§ Problem to solve: In the listing below, find every line with the string "nella" and pull it out.

§ Dataset excerpts:
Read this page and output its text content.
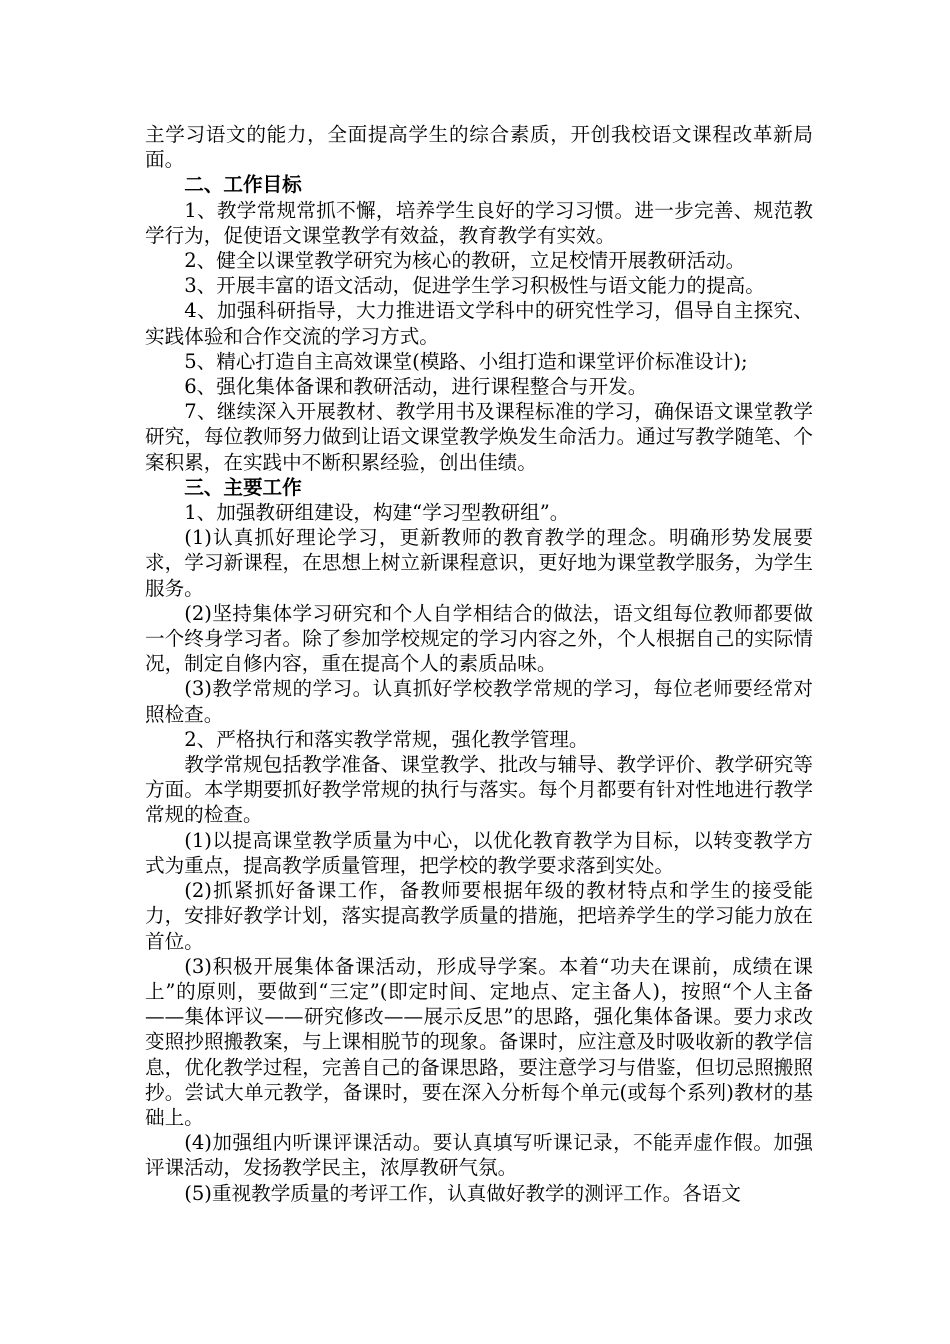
主学习语文的能力，全面提高学生的综合素质，开创我校语文课程改革新局面。

二、工作目标

1、教学常规常抓不懈，培养学生良好的学习习惯。进一步完善、规范教学行为，促使语文课堂教学有效益，教育教学有实效。

2、健全以课堂教学研究为核心的教研，立足校情开展教研活动。

3、开展丰富的语文活动，促进学生学习积极性与语文能力的提高。

4、加强科研指导，大力推进语文学科中的研究性学习，倡导自主探究、实践体验和合作交流的学习方式。

5、精心打造自主高效课堂(模路、小组打造和课堂评价标准设计);

6、强化集体备课和教研活动，进行课程整合与开发。

7、继续深入开展教材、教学用书及课程标准的学习，确保语文课堂教学研究，每位教师努力做到让语文课堂教学焕发生命活力。通过写教学随笔、个案积累，在实践中不断积累经验，创出佳绩。

三、主要工作

1、加强教研组建设，构建“学习型教研组”。

(1)认真抓好理论学习，更新教师的教育教学的理念。明确形势发展要求，学习新课程，在思想上树立新课程意识，更好地为课堂教学服务，为学生服务。

(2)坚持集体学习研究和个人自学相结合的做法，语文组每位教师都要做一个终身学习者。除了参加学校规定的学习内容之外，个人根据自己的实际情况，制定自修内容，重在提高个人的素质品味。

(3)教学常规的学习。认真抓好学校教学常规的学习，每位老师要经常对照检查。

2、严格执行和落实教学常规，强化教学管理。

教学常规包括教学准备、课堂教学、批改与辅导、教学评价、教学研究等方面。本学期要抓好教学常规的执行与落实。每个月都要有针对性地进行教学常规的检查。

(1)以提高课堂教学质量为中心，以优化教育教学为目标，以转变教学方式为重点，提高教学质量管理，把学校的教学要求落到实处。

(2)抓紧抓好备课工作，备教师要根据年级的教材特点和学生的接受能力，安排好教学计划，落实提高教学质量的措施，把培养学生的学习能力放在首位。

(3)积极开展集体备课活动，形成导学案。本着“功夫在课前，成绩在课上”的原则，要做到“三定”(即定时间、定地点、定主备人)，按照“个人主备——集体评议——研究修改——展示反思”的思路，强化集体备课。要力求改变照抄照搬教案，与上课相脱节的现象。备课时，应注意及时吸收新的教学信息，优化教学过程，完善自己的备课思路，要注意学习与借鉴，但切忌照搬照抄。尝试大单元教学，备课时，要在深入分析每个单元(或每个系列)教材的基础上。

(4)加强组内听课评课活动。要认真填写听课记录，不能弄虚作假。加强评课活动，发扬教学民主，浓厚教研气氛。

(5)重视教学质量的考评工作，认真做好教学的测评工作。各语文
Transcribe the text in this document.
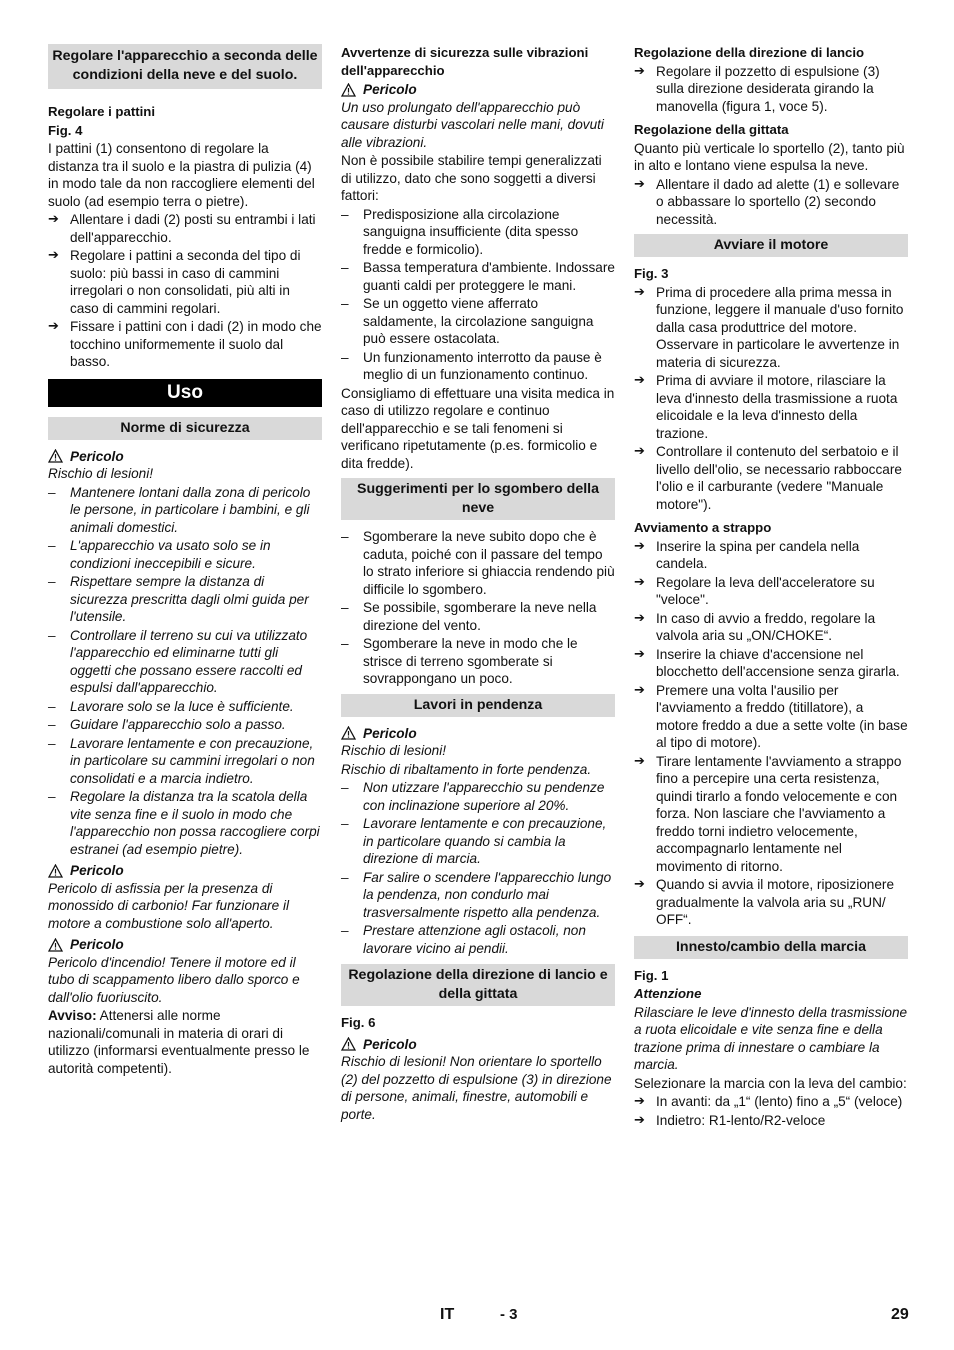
Regolare l'apparecchio a seconda delle condizioni della neve e del suolo.

Regolare i pattini

Fig. 4

I pattini (1) consentono di regolare la distanza tra il suolo e la piastra di pulizia (4) in modo tale da non raccogliere elementi del suolo (ad esempio terra o pietre).

➔ Allentare i dadi (2) posti su entrambi i lati dell'apparecchio.
➔ Regolare i pattini a seconda del tipo di suolo: più bassi in caso di cammini irregolari o non consolidati, più alti in caso di cammini regolari.
➔ Fissare i pattini con i dadi (2) in modo che tocchino uniformemente il suolo dal basso.
Uso
Norme di sicurezza
Pericolo

Rischio di lesioni!

– Mantenere lontani dalla zona di pericolo le persone, in particolare i bambini, e gli animali domestici.
– L'apparecchio va usato solo se in condizioni ineccepibili e sicure.
– Rispettare sempre la distanza di sicurezza prescritta dagli olmi guida per l'utensile.
– Controllare il terreno su cui va utilizzato l'apparecchio ed eliminarne tutti gli oggetti che possano essere raccolti ed espulsi dall'apparecchio.
– Lavorare solo se la luce è sufficiente.
– Guidare l'apparecchio solo a passo.
– Lavorare lentamente e con precauzione, in particolare su cammini irregolari o non consolidati e a marcia indietro.
– Regolare la distanza tra la scatola della vite senza fine e il suolo in modo che l'apparecchio non possa raccogliere corpi estranei (ad esempio pietre).
Pericolo

Pericolo di asfissia per la presenza di monossido di carbonio! Far funzionare il motore a combustione solo all'aperto.

Pericolo

Pericolo d'incendio! Tenere il motore ed il tubo di scappamento libero dallo sporco e dall'olio fuoriuscito.

Avviso: Attenersi alle norme nazionali/comunali in materia di orari di utilizzo (informarsi eventualmente presso le autorità competenti).

Avvertenze di sicurezza sulle vibrazioni dell'apparecchio

Pericolo

Un uso prolungato dell'apparecchio può causare disturbi vascolari nelle mani, dovuti alle vibrazioni.

Non è possibile stabilire tempi generalizzati di utilizzo, dato che sono soggetti a diversi fattori:

– Predisposizione alla circolazione sanguigna insufficiente (dita spesso fredde e formicolio).
– Bassa temperatura d'ambiente. Indossare guanti caldi per proteggere le mani.
– Se un oggetto viene afferrato saldamente, la circolazione sanguigna può essere ostacolata.
– Un funzionamento interrotto da pause è meglio di un funzionamento continuo.

Consigliamo di effettuare una visita medica in caso di utilizzo regolare e continuo dell'apparecchio e se tali fenomeni si verificano ripetutamente (p.es. formicolio e dita fredde).

Suggerimenti per lo sgombero della neve
– Sgomberare la neve subito dopo che è caduta, poiché con il passare del tempo lo strato inferiore si ghiaccia rendendo più difficile lo sgombero.
– Se possibile, sgomberare la neve nella direzione del vento.
– Sgomberare la neve in modo che le strisce di terreno sgomberate si sovrappongano un poco.
Lavori in pendenza
Pericolo

Rischio di lesioni!

Rischio di ribaltamento in forte pendenza.

– Non utizzare l'apparecchio su pendenze con inclinazione superiore al 20%.
– Lavorare lentamente e con precauzione, in particolare quando si cambia la direzione di marcia.
– Far salire o scendere l'apparecchio lungo la pendenza, non condurlo mai trasversalmente rispetto alla pendenza.
– Prestare attenzione agli ostacoli, non lavorare vicino ai pendii.
Regolazione della direzione di lancio e della gittata

Fig. 6

Pericolo

Rischio di lesioni! Non orientare lo sportello (2) del pozzetto di espulsione (3) in direzione di persone, animali, finestre, automobili e porte.

Regolazione della direzione di lancio

➔ Regolare il pozzetto di espulsione (3) sulla direzione desiderata girando la manovella (figura 1, voce 5).

Regolazione della gittata

Quanto più verticale lo sportello (2), tanto più in alto e lontano viene espulsa la neve.

➔ Allentare il dado ad alette (1) e sollevare o abbassare lo sportello (2) secondo necessità.
Avviare il motore

Fig. 3

➔ Prima di procedere alla prima messa in funzione, leggere il manuale d'uso fornito dalla casa produttrice del motore. Osservare in particolare le avvertenze in materia di sicurezza.
➔ Prima di avviare il motore, rilasciare la leva d'innesto della trasmissione a ruota elicoidale e la leva d'innesto della trazione.
➔ Controllare il contenuto del serbatoio e il livello dell'olio, se necessario rabboccare l'olio e il carburante (vedere "Manuale motore").

Avviamento a strappo

➔ Inserire la spina per candela nella candela.
➔ Regolare la leva dell'acceleratore su "veloce".
➔ In caso di avvio a freddo, regolare la valvola aria su „ON/CHOKE“.
➔ Inserire la chiave d'accensione nel blocchetto dell'accensione senza girarla.
➔ Premere una volta l'ausilio per l'avviamento a freddo (titillatore), a motore freddo a due a sette volte (in base al tipo di motore).
➔ Tirare lentamente l'avviamento a strappo fino a percepire una certa resistenza, quindi tirarlo a fondo velocemente e con forza. Non lasciare che l'avviamento a freddo torni indietro velocemente, accompagnarlo lentamente nel movimento di ritorno.
➔ Quando si avvia il motore, riposizionere gradualmente la valvola aria su „RUN/ OFF“.
Innesto/cambio della marcia

Fig. 1

Attenzione

Rilasciare le leve d'innesto della trasmissione a ruota elicoidale e vite senza fine e della trazione prima di innestare o cambiare la marcia.

Selezionare la marcia con la leva del cambio:

➔ In avanti: da „1“ (lento) fino a „5“ (veloce)
➔ Indietro: R1-lento/R2-veloce
IT	- 3	29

§ Answer to this task:
– Se possibile, sgomberare la neve nella direzione del vento.
➔ Inserire la spina per candela nella candela.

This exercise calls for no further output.